TASK OBJECTIVE »
Filter the entries and keep only the lines where the string "snapshot" appears.

----- DATA LINES

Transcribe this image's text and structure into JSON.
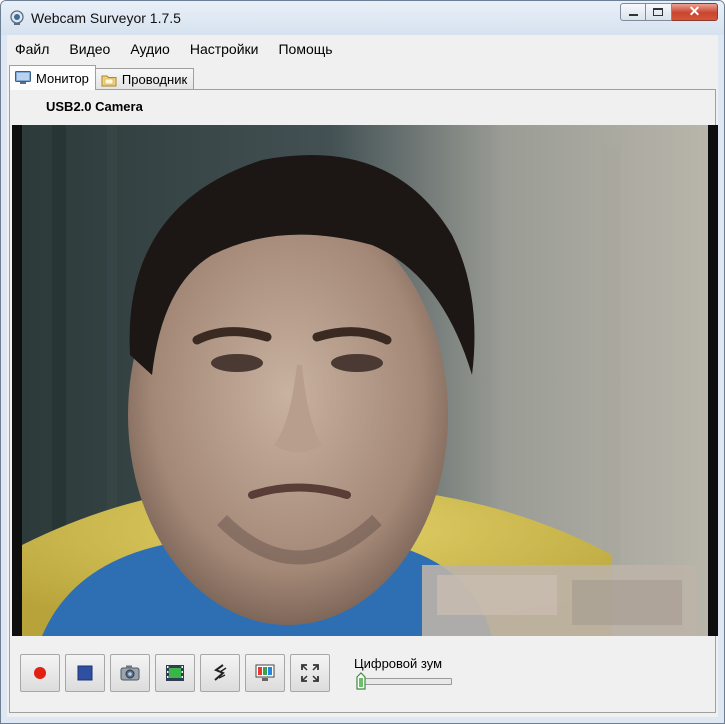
{
  "window": {
    "title": "Webcam Surveyor 1.7.5"
  },
  "menu": [
    "Файл",
    "Видео",
    "Аудио",
    "Настройки",
    "Помощь"
  ],
  "tabs": [
    {
      "label": "Монитор",
      "icon": "monitor-icon",
      "active": true
    },
    {
      "label": "Проводник",
      "icon": "folder-icon",
      "active": false
    }
  ],
  "camera": {
    "name": "USB2.0 Camera"
  },
  "toolbar": {
    "buttons": [
      {
        "name": "record-button",
        "icon": "record-icon"
      },
      {
        "name": "stop-button",
        "icon": "stop-icon"
      },
      {
        "name": "snapshot-button",
        "icon": "camera-icon"
      },
      {
        "name": "video-capture-button",
        "icon": "film-icon"
      },
      {
        "name": "motion-detector-button",
        "icon": "motion-icon"
      },
      {
        "name": "broadcast-button",
        "icon": "screen-icon"
      },
      {
        "name": "fullscreen-button",
        "icon": "fullscreen-icon"
      }
    ]
  },
  "zoom": {
    "label": "Цифровой зум",
    "value": 0
  },
  "colors": {
    "accent": "#cc3a2a",
    "record": "#e02010",
    "stop": "#2f4fa0"
  }
}
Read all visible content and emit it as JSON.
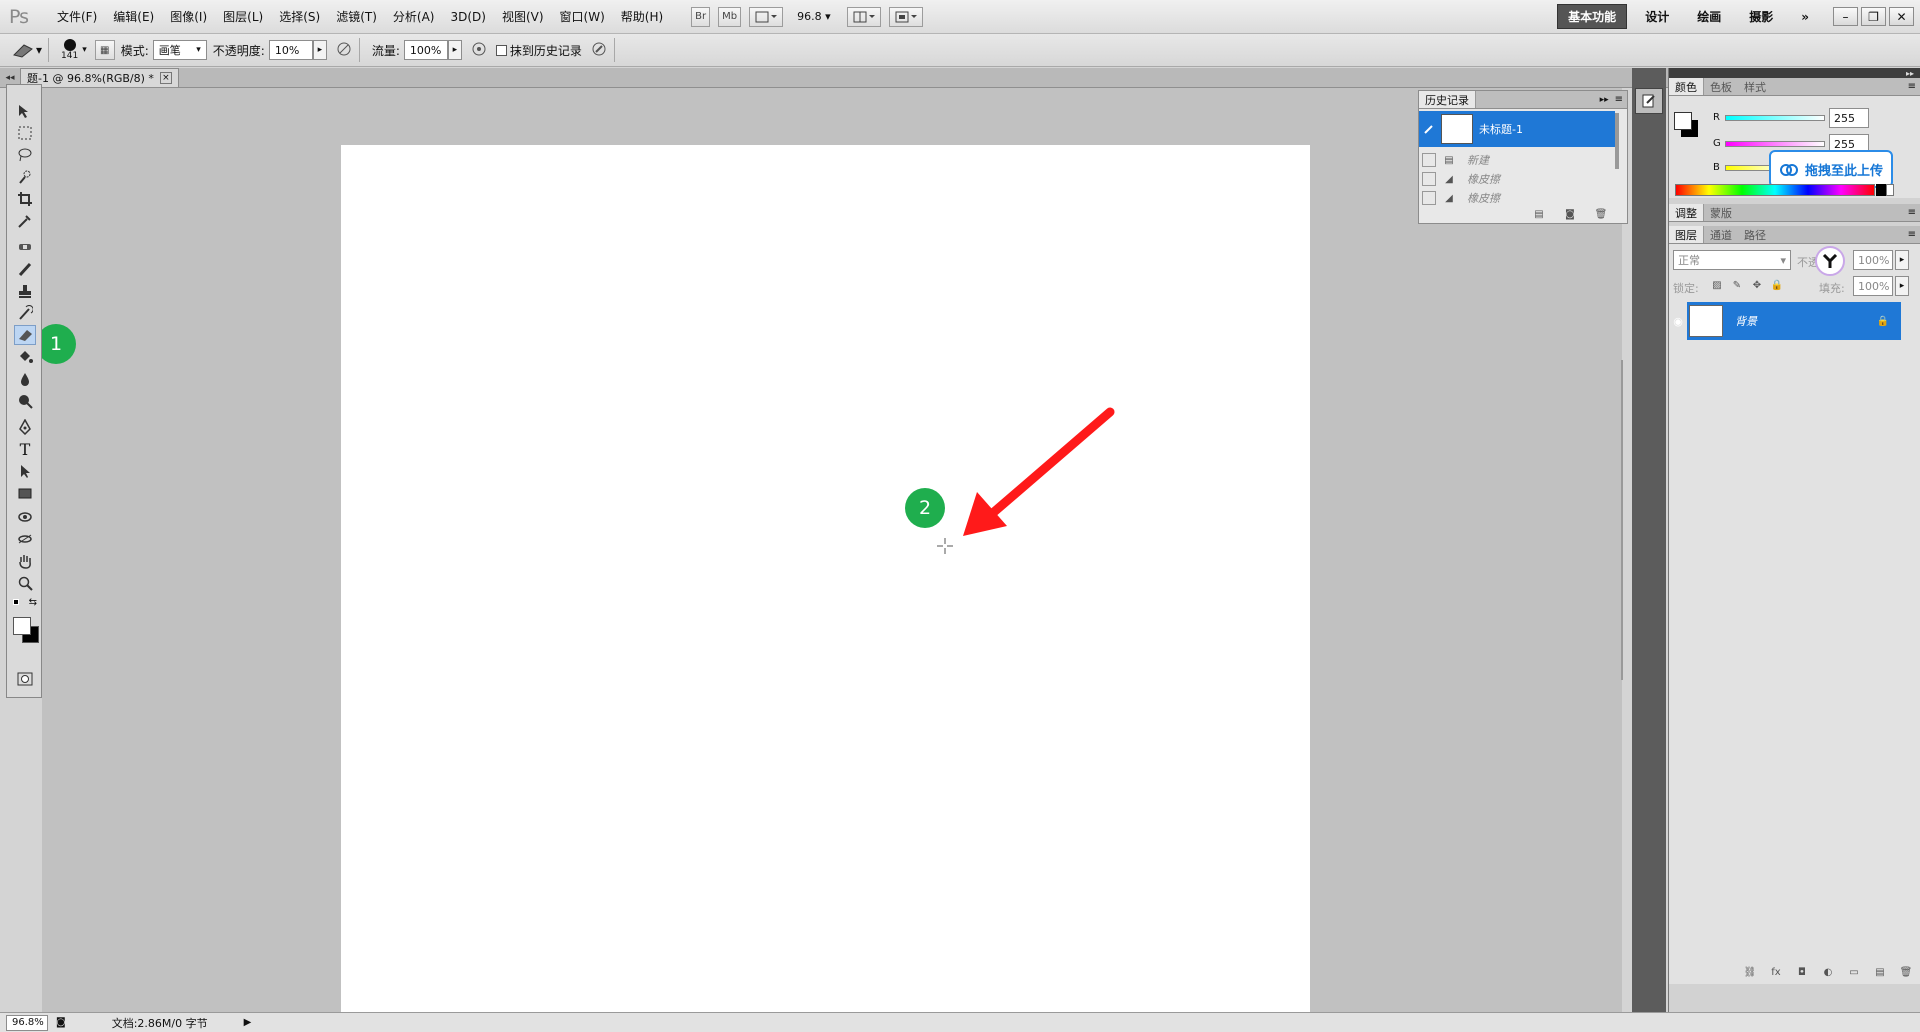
{
  "app": {
    "logo": "Ps"
  },
  "menu": [
    "文件(F)",
    "编辑(E)",
    "图像(I)",
    "图层(L)",
    "选择(S)",
    "滤镜(T)",
    "分析(A)",
    "3D(D)",
    "视图(V)",
    "窗口(W)",
    "帮助(H)"
  ],
  "menubar_tools": {
    "bridge": "Br",
    "mini_bridge": "Mb",
    "zoom": "96.8"
  },
  "workspaces": [
    "基本功能",
    "设计",
    "绘画",
    "摄影"
  ],
  "workspace_more": "»",
  "options": {
    "brush_size": "141",
    "mode_label": "模式:",
    "mode_value": "画笔",
    "opacity_label": "不透明度:",
    "opacity_value": "10%",
    "flow_label": "流量:",
    "flow_value": "100%",
    "erase_history_label": "抹到历史记录"
  },
  "document_tab": {
    "title": "题-1 @ 96.8%(RGB/8) *",
    "close": "×"
  },
  "history_panel": {
    "tab": "历史记录",
    "snapshot": "未标题-1",
    "states": [
      "新建",
      "橡皮擦",
      "橡皮擦"
    ]
  },
  "color_panel": {
    "tabs": [
      "颜色",
      "色板",
      "样式"
    ],
    "channels": [
      {
        "label": "R",
        "value": "255"
      },
      {
        "label": "G",
        "value": "255"
      },
      {
        "label": "B",
        "value": ""
      }
    ],
    "upload_button": "拖拽至此上传"
  },
  "adjust_panel": {
    "tabs": [
      "调整",
      "蒙版"
    ]
  },
  "layers_panel": {
    "tabs": [
      "图层",
      "通道",
      "路径"
    ],
    "blend_mode": "正常",
    "opacity_label": "不透",
    "opacity_value": "100%",
    "lock_label": "锁定:",
    "fill_label": "填充:",
    "fill_value": "100%",
    "layers": [
      {
        "name": "背景"
      }
    ]
  },
  "status": {
    "zoom": "96.8%",
    "doc_info": "文档:2.86M/0 字节"
  },
  "annotations": [
    "1",
    "2"
  ],
  "colors": {
    "accent": "#1f78d6",
    "badge": "#1fae4e",
    "arrow": "#ff1a1a"
  }
}
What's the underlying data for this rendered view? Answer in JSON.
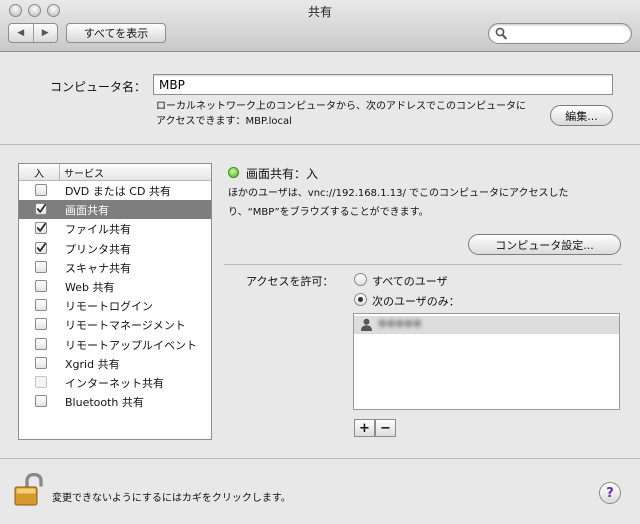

----------

OUTPUT FOR THIS TASK »
        "name": "snapshot-button",
    "snapshot": "未标题-1",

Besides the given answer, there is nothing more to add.